**LISTED RECORDS:**

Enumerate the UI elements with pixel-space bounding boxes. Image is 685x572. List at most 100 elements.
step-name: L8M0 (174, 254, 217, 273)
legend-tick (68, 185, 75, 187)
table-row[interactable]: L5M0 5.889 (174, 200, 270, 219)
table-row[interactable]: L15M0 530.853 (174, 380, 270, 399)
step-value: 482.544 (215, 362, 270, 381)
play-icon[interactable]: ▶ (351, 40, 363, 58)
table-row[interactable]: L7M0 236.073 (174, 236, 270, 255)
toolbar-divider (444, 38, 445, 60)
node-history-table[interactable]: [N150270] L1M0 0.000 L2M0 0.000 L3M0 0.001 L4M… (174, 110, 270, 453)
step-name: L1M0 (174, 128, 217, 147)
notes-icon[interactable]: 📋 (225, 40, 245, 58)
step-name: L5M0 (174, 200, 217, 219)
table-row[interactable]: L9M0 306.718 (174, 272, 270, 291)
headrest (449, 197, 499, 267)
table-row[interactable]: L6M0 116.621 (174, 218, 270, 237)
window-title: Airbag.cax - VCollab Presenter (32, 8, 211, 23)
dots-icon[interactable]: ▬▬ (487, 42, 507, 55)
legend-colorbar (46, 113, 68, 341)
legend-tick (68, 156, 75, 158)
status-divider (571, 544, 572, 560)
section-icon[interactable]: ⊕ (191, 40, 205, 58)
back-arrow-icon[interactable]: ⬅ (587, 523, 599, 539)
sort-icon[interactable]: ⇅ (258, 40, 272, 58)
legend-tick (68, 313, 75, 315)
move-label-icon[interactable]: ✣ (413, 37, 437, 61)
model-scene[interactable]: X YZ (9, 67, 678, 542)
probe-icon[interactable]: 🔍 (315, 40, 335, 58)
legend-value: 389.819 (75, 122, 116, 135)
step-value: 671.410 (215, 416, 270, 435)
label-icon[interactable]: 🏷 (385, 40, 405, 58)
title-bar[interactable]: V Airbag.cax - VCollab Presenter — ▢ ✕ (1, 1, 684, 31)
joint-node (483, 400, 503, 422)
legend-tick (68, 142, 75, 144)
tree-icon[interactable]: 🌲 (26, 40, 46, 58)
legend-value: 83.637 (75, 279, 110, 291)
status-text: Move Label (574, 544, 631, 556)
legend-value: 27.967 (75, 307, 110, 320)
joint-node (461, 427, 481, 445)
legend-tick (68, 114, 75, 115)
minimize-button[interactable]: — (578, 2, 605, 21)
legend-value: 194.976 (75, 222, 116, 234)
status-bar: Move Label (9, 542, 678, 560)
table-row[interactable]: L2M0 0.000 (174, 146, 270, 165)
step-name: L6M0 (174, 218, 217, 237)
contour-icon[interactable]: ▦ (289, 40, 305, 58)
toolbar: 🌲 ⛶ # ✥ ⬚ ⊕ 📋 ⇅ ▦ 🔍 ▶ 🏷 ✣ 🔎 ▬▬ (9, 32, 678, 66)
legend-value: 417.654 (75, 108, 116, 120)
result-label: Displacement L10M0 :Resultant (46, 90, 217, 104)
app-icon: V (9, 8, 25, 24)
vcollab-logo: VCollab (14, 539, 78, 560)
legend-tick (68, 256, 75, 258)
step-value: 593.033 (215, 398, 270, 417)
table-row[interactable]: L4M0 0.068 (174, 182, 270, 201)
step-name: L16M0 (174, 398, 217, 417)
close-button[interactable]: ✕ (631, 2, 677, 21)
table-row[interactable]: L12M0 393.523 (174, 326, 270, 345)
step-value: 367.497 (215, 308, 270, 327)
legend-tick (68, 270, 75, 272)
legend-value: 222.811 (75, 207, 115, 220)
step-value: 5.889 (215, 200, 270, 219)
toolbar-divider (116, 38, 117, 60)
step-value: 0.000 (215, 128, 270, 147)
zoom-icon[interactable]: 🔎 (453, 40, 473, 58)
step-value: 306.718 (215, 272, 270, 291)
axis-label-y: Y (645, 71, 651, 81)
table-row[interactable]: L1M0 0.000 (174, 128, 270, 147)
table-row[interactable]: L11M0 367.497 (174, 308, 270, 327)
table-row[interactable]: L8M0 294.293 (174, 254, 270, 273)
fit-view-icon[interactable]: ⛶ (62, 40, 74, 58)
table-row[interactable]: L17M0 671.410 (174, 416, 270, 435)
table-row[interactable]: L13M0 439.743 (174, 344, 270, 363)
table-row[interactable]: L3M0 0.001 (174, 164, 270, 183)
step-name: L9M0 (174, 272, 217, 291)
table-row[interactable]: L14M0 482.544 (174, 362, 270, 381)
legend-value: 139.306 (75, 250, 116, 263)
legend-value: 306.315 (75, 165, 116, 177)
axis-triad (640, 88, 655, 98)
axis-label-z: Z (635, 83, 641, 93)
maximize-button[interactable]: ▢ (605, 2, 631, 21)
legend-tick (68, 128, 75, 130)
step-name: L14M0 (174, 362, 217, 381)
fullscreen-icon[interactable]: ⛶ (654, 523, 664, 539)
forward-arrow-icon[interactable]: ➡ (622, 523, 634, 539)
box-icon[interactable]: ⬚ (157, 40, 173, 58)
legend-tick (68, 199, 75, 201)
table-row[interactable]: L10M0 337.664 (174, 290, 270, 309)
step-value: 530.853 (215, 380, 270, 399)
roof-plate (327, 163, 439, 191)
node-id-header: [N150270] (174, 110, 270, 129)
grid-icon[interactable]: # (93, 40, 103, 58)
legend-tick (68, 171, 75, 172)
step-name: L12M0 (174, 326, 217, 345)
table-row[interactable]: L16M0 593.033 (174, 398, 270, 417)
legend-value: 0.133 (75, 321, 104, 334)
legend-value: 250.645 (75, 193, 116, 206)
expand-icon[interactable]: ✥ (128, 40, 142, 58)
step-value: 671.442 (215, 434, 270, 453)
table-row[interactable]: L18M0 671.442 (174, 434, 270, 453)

**TASK TO COMPLETE:**
Reproduce the material above with every occurrence of "legend-tick" replaced by "scale-mark", keeping everything else the same.

**RESPONSE:**
Enumerate the UI elements with pixel-space bounding boxes. Image is 685x572. List at most 100 elements.
step-name: L8M0 (174, 254, 217, 273)
scale-mark (68, 185, 75, 187)
table-row[interactable]: L5M0 5.889 (174, 200, 270, 219)
table-row[interactable]: L15M0 530.853 (174, 380, 270, 399)
step-value: 482.544 (215, 362, 270, 381)
play-icon[interactable]: ▶ (351, 40, 363, 58)
table-row[interactable]: L7M0 236.073 (174, 236, 270, 255)
toolbar-divider (444, 38, 445, 60)
node-history-table[interactable]: [N150270] L1M0 0.000 L2M0 0.000 L3M0 0.001 L4M… (174, 110, 270, 453)
step-name: L1M0 (174, 128, 217, 147)
notes-icon[interactable]: 📋 (225, 40, 245, 58)
step-name: L5M0 (174, 200, 217, 219)
table-row[interactable]: L9M0 306.718 (174, 272, 270, 291)
headrest (449, 197, 499, 267)
table-row[interactable]: L6M0 116.621 (174, 218, 270, 237)
window-title: Airbag.cax - VCollab Presenter (32, 8, 211, 23)
dots-icon[interactable]: ▬▬ (487, 42, 507, 55)
legend-colorbar (46, 113, 68, 341)
scale-mark (68, 156, 75, 158)
status-divider (571, 544, 572, 560)
section-icon[interactable]: ⊕ (191, 40, 205, 58)
back-arrow-icon[interactable]: ⬅ (587, 523, 599, 539)
sort-icon[interactable]: ⇅ (258, 40, 272, 58)
scale-mark (68, 313, 75, 315)
move-label-icon[interactable]: ✣ (413, 37, 437, 61)
model-scene[interactable]: X YZ (9, 67, 678, 542)
probe-icon[interactable]: 🔍 (315, 40, 335, 58)
legend-value: 389.819 (75, 122, 116, 135)
step-value: 671.410 (215, 416, 270, 435)
label-icon[interactable]: 🏷 (385, 40, 405, 58)
title-bar[interactable]: V Airbag.cax - VCollab Presenter — ▢ ✕ (1, 1, 684, 31)
joint-node (483, 400, 503, 422)
scale-mark (68, 142, 75, 144)
tree-icon[interactable]: 🌲 (26, 40, 46, 58)
legend-value: 83.637 (75, 279, 110, 291)
status-text: Move Label (574, 544, 631, 556)
legend-value: 27.967 (75, 307, 110, 320)
joint-node (461, 427, 481, 445)
scale-mark (68, 114, 75, 115)
minimize-button[interactable]: — (578, 2, 605, 21)
legend-value: 194.976 (75, 222, 116, 234)
status-bar: Move Label (9, 542, 678, 560)
table-row[interactable]: L2M0 0.000 (174, 146, 270, 165)
step-name: L6M0 (174, 218, 217, 237)
contour-icon[interactable]: ▦ (289, 40, 305, 58)
toolbar: 🌲 ⛶ # ✥ ⬚ ⊕ 📋 ⇅ ▦ 🔍 ▶ 🏷 ✣ 🔎 ▬▬ (9, 32, 678, 66)
legend-value: 417.654 (75, 108, 116, 120)
result-label: Displacement L10M0 :Resultant (46, 90, 217, 104)
app-icon: V (9, 8, 25, 24)
vcollab-logo: VCollab (14, 539, 78, 560)
scale-mark (68, 256, 75, 258)
step-value: 593.033 (215, 398, 270, 417)
table-row[interactable]: L4M0 0.068 (174, 182, 270, 201)
step-name: L16M0 (174, 398, 217, 417)
close-button[interactable]: ✕ (631, 2, 677, 21)
table-row[interactable]: L12M0 393.523 (174, 326, 270, 345)
step-value: 367.497 (215, 308, 270, 327)
scale-mark (68, 270, 75, 272)
legend-value: 222.811 (75, 207, 115, 220)
step-value: 5.889 (215, 200, 270, 219)
toolbar-divider (116, 38, 117, 60)
step-value: 0.000 (215, 128, 270, 147)
zoom-icon[interactable]: 🔎 (453, 40, 473, 58)
step-value: 306.718 (215, 272, 270, 291)
axis-label-y: Y (645, 71, 651, 81)
table-row[interactable]: L1M0 0.000 (174, 128, 270, 147)
table-row[interactable]: L11M0 367.497 (174, 308, 270, 327)
table-row[interactable]: L8M0 294.293 (174, 254, 270, 273)
fit-view-icon[interactable]: ⛶ (62, 40, 74, 58)
table-row[interactable]: L17M0 671.410 (174, 416, 270, 435)
table-row[interactable]: L13M0 439.743 (174, 344, 270, 363)
table-row[interactable]: L3M0 0.001 (174, 164, 270, 183)
step-name: L9M0 (174, 272, 217, 291)
table-row[interactable]: L14M0 482.544 (174, 362, 270, 381)
legend-value: 139.306 (75, 250, 116, 263)
legend-value: 306.315 (75, 165, 116, 177)
axis-triad (640, 88, 655, 98)
axis-label-z: Z (635, 83, 641, 93)
maximize-button[interactable]: ▢ (605, 2, 631, 21)
scale-mark (68, 128, 75, 130)
step-name: L14M0 (174, 362, 217, 381)
fullscreen-icon[interactable]: ⛶ (654, 523, 664, 539)
forward-arrow-icon[interactable]: ➡ (622, 523, 634, 539)
box-icon[interactable]: ⬚ (157, 40, 173, 58)
scale-mark (68, 199, 75, 201)
table-row[interactable]: L10M0 337.664 (174, 290, 270, 309)
step-value: 530.853 (215, 380, 270, 399)
roof-plate (327, 163, 439, 191)
node-id-header: [N150270] (174, 110, 270, 129)
grid-icon[interactable]: # (93, 40, 103, 58)
scale-mark (68, 171, 75, 172)
step-name: L12M0 (174, 326, 217, 345)
table-row[interactable]: L16M0 593.033 (174, 398, 270, 417)
legend-value: 0.133 (75, 321, 104, 334)
legend-value: 250.645 (75, 193, 116, 206)
expand-icon[interactable]: ✥ (128, 40, 142, 58)
step-value: 671.442 (215, 434, 270, 453)
table-row[interactable]: L18M0 671.442 (174, 434, 270, 453)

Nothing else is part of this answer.